===== RECORDS SUPPLIED
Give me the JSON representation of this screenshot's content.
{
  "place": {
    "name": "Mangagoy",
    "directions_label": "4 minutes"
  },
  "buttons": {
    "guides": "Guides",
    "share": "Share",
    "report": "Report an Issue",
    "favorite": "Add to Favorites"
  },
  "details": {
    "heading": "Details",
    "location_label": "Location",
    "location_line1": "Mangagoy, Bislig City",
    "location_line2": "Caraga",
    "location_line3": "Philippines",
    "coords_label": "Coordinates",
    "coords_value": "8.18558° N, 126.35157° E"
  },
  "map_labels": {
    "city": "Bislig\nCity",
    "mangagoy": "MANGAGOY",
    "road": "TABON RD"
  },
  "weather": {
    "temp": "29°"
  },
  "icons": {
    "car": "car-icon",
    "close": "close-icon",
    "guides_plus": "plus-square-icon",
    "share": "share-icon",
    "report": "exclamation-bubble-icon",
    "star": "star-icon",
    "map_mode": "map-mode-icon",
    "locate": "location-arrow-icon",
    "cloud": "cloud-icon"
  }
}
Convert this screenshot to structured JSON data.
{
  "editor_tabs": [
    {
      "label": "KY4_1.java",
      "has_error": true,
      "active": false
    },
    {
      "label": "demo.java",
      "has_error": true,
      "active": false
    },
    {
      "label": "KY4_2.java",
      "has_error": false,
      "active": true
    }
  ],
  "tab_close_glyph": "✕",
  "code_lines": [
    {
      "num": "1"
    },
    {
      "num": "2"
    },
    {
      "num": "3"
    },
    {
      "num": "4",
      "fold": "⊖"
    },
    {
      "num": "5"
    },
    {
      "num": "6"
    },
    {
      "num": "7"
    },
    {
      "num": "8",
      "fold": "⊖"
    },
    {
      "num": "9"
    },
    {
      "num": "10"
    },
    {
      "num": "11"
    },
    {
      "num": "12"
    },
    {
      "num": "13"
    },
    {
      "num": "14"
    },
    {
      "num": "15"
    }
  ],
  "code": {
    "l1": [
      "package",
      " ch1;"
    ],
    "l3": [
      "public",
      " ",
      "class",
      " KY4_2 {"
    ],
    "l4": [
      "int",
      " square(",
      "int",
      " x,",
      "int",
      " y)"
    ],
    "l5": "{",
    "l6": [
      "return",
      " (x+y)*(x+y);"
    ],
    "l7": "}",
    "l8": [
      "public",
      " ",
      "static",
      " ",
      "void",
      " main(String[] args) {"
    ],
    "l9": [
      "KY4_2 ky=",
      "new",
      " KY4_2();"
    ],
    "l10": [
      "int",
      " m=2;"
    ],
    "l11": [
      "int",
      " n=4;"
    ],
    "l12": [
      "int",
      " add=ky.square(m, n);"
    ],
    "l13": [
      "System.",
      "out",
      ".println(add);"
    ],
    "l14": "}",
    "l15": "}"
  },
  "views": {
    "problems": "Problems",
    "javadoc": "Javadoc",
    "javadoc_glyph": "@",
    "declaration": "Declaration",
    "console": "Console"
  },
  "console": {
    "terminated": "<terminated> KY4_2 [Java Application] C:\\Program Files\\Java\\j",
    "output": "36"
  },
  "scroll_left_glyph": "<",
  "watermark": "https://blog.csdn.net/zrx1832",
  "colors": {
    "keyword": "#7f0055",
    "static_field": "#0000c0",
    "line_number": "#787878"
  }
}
==========
→ **WORK INSTRUCTIONS**:
Out of the preceding entries, pull every line containing the string "report".

→ **PROBLEM SOLUTION**:
    "report": "Report an Issue",
    "report": "exclamation-bubble-icon",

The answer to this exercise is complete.